→ **Records provided**:
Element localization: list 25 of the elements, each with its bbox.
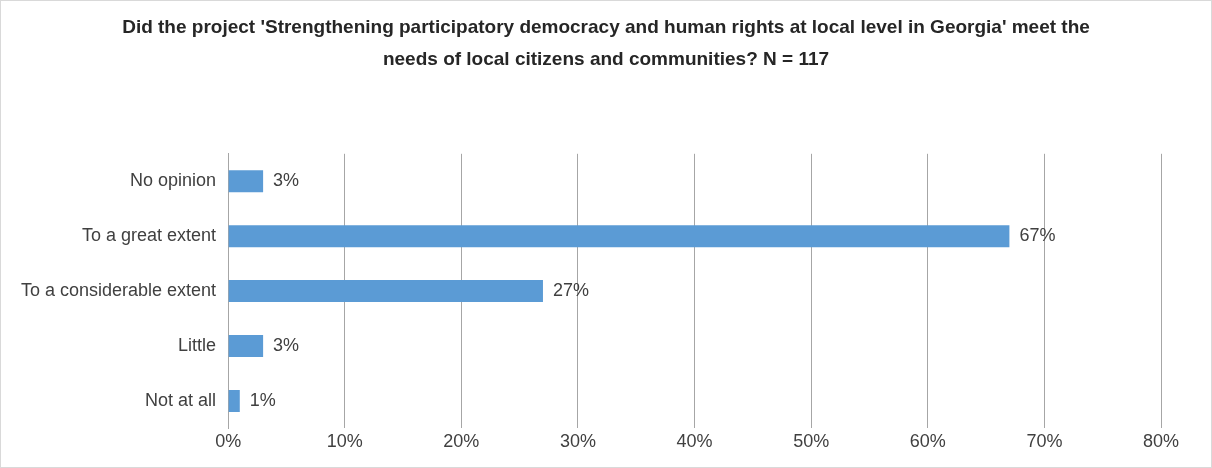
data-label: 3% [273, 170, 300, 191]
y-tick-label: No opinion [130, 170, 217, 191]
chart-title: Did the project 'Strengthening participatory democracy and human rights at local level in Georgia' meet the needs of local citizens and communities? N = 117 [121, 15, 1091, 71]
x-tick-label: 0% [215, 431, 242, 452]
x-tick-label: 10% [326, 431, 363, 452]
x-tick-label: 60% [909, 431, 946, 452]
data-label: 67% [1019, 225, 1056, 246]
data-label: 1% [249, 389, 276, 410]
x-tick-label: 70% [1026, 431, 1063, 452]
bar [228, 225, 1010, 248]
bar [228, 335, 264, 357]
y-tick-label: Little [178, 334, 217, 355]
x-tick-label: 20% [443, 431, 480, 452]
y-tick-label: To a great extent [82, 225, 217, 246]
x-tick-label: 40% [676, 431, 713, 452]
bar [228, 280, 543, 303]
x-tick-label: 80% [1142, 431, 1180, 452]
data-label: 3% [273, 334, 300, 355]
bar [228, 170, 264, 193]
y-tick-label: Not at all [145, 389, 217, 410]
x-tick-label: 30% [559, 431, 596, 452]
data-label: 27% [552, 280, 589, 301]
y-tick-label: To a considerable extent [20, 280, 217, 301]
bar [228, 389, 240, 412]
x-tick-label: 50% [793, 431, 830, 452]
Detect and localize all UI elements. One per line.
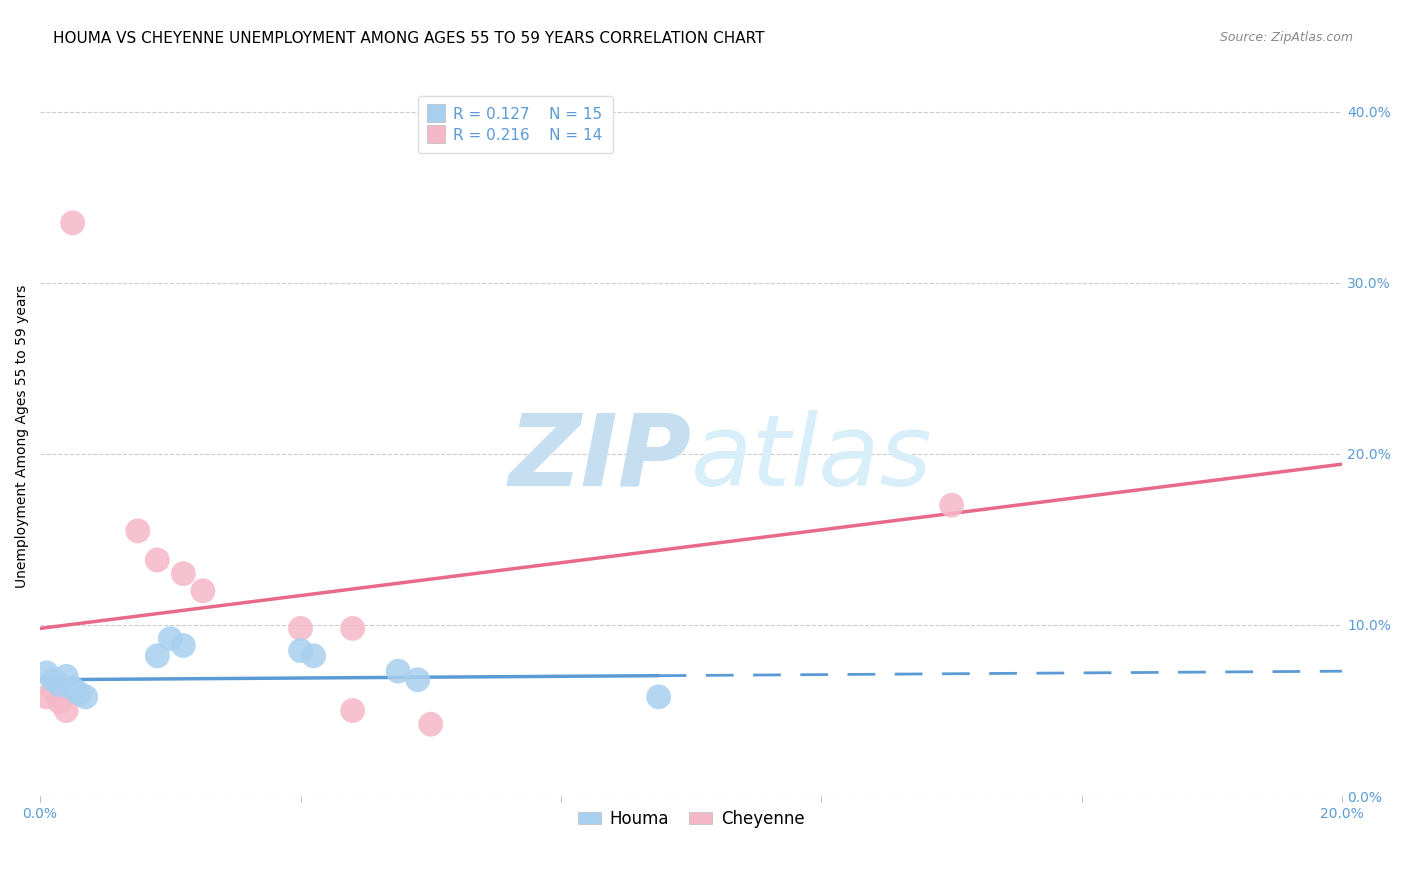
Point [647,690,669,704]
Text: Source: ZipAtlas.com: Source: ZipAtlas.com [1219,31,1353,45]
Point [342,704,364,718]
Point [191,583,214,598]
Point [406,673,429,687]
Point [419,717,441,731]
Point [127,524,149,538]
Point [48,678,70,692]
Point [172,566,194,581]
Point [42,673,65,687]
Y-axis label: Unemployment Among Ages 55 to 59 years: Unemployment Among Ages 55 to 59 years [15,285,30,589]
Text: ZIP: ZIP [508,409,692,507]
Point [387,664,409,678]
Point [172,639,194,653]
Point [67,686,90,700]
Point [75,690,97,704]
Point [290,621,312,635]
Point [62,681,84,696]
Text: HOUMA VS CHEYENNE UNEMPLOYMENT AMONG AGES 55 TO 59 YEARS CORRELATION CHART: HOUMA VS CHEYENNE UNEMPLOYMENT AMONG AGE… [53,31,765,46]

→ **Prompt**: Render every line of the material above as a JSON list of strings, one string per line, leaving out blank lines and the picture placeholders.

→ **Full response**:
[
  "Element localization: list 25 of the elements, each with its bbox.",
  "data-label: 3% [273, 170, 300, 191]",
  "y-tick-label: No opinion [130, 170, 217, 191]",
  "chart-title: Did the project 'Strengthening participatory democracy and human rights at local level in Georgia' meet the needs of local citizens and communities? N = 117 [121, 15, 1091, 71]",
  "x-tick-label: 0% [215, 431, 242, 452]",
  "x-tick-label: 10% [326, 431, 363, 452]",
  "x-tick-label: 60% [909, 431, 946, 452]",
  "data-label: 67% [1019, 225, 1056, 246]",
  "data-label: 1% [249, 389, 276, 410]",
  "x-tick-label: 70% [1026, 431, 1063, 452]",
  "bar [228, 225, 1010, 248]",
  "bar [228, 335, 264, 357]",
  "y-tick-label: Little [178, 334, 217, 355]",
  "x-tick-label: 20% [443, 431, 480, 452]",
  "y-tick-label: To a great extent [82, 225, 217, 246]",
  "x-tick-label: 40% [676, 431, 713, 452]",
  "bar [228, 280, 543, 303]",
  "x-tick-label: 80% [1142, 431, 1180, 452]",
  "data-label: 3% [273, 334, 300, 355]",
  "bar [228, 170, 264, 193]",
  "y-tick-label: Not at all [145, 389, 217, 410]",
  "x-tick-label: 30% [559, 431, 596, 452]",
  "data-label: 27% [552, 280, 589, 301]",
  "y-tick-label: To a considerable extent [20, 280, 217, 301]",
  "bar [228, 389, 240, 412]",
  "x-tick-label: 50% [793, 431, 830, 452]",
  "Detect and localize all UI elements. One per line.",
  "Point [647,690,669,704]",
  "Text: Source: ZipAtlas.com: Source: ZipAtlas.com [1219,31,1353,45]",
  "Point [342,704,364,718]",
  "Point [191,583,214,598]",
  "Point [406,673,429,687]",
  "Point [419,717,441,731]",
  "Point [127,524,149,538]",
  "Point [48,678,70,692]",
  "Point [172,566,194,581]",
  "Point [42,673,65,687]",
  "Y-axis label: Unemployment Among Ages 55 to 59 years: Unemployment Among Ages 55 to 59 years [15,285,30,589]",
  "Text: ZIP: ZIP [508,409,692,507]",
  "Point [387,664,409,678]",
  "Point [172,639,194,653]",
  "Point [67,686,90,700]",
  "Point [75,690,97,704]",
  "Point [290,621,312,635]",
  "Point [62,681,84,696]",
  "Text: HOUMA VS CHEYENNE UNEMPLOYMENT AMONG AGES 55 TO 59 YEARS CORRELATION CHART: HOUMA VS CHEYENNE UNEMPLOYMENT AMONG AGE… [53,31,765,46]"
]